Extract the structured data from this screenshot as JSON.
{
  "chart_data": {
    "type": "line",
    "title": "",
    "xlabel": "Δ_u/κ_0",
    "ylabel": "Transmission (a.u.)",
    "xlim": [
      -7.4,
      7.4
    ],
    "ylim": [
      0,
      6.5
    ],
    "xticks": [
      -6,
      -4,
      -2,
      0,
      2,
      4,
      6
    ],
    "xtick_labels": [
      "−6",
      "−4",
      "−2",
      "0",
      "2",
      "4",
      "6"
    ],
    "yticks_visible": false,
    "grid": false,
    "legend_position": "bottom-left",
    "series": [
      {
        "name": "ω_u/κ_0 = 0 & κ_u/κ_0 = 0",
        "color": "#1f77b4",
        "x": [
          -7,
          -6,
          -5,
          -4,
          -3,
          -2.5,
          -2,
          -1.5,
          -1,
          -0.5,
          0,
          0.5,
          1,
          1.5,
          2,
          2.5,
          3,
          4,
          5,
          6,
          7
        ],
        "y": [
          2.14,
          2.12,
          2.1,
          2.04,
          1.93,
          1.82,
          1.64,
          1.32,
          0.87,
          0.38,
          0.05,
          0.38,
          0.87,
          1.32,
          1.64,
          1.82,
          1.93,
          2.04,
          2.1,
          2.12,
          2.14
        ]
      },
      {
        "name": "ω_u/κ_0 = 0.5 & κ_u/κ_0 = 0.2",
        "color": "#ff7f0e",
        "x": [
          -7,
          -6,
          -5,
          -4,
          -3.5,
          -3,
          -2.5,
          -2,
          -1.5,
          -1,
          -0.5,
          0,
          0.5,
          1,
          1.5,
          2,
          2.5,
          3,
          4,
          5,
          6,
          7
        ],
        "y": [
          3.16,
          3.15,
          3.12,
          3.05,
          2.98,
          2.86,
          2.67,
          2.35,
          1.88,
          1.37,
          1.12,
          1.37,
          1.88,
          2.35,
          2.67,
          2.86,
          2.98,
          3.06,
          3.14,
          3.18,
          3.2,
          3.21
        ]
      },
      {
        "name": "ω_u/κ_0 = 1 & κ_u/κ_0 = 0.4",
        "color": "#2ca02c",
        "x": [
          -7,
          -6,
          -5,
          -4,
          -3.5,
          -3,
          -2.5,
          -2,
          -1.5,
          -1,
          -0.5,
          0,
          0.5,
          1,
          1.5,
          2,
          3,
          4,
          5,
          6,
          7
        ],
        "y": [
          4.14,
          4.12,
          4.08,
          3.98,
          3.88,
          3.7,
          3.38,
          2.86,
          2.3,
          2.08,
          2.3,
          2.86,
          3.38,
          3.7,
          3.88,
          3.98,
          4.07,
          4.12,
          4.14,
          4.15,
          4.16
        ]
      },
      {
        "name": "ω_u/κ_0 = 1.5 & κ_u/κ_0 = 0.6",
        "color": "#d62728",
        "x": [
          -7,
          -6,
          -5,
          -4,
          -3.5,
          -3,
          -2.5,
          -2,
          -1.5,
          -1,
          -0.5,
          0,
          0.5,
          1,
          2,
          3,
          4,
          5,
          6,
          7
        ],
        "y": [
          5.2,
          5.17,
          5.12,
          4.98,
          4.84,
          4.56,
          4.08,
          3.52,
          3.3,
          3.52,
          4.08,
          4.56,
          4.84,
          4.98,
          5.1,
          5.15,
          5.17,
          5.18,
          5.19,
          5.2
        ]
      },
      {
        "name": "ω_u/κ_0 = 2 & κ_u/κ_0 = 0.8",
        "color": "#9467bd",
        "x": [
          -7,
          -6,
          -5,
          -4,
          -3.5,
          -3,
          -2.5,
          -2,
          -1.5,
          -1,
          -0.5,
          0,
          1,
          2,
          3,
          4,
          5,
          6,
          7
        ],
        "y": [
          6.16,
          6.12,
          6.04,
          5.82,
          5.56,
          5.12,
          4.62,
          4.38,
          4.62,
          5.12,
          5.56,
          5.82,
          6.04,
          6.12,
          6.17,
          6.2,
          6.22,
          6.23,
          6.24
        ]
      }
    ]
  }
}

Work to do: Extract each line holding the word "color" from the records.

Response below:
        "color": "#1f77b4",
        "color": "#ff7f0e",
        "color": "#2ca02c",
        "color": "#d62728",
        "color": "#9467bd",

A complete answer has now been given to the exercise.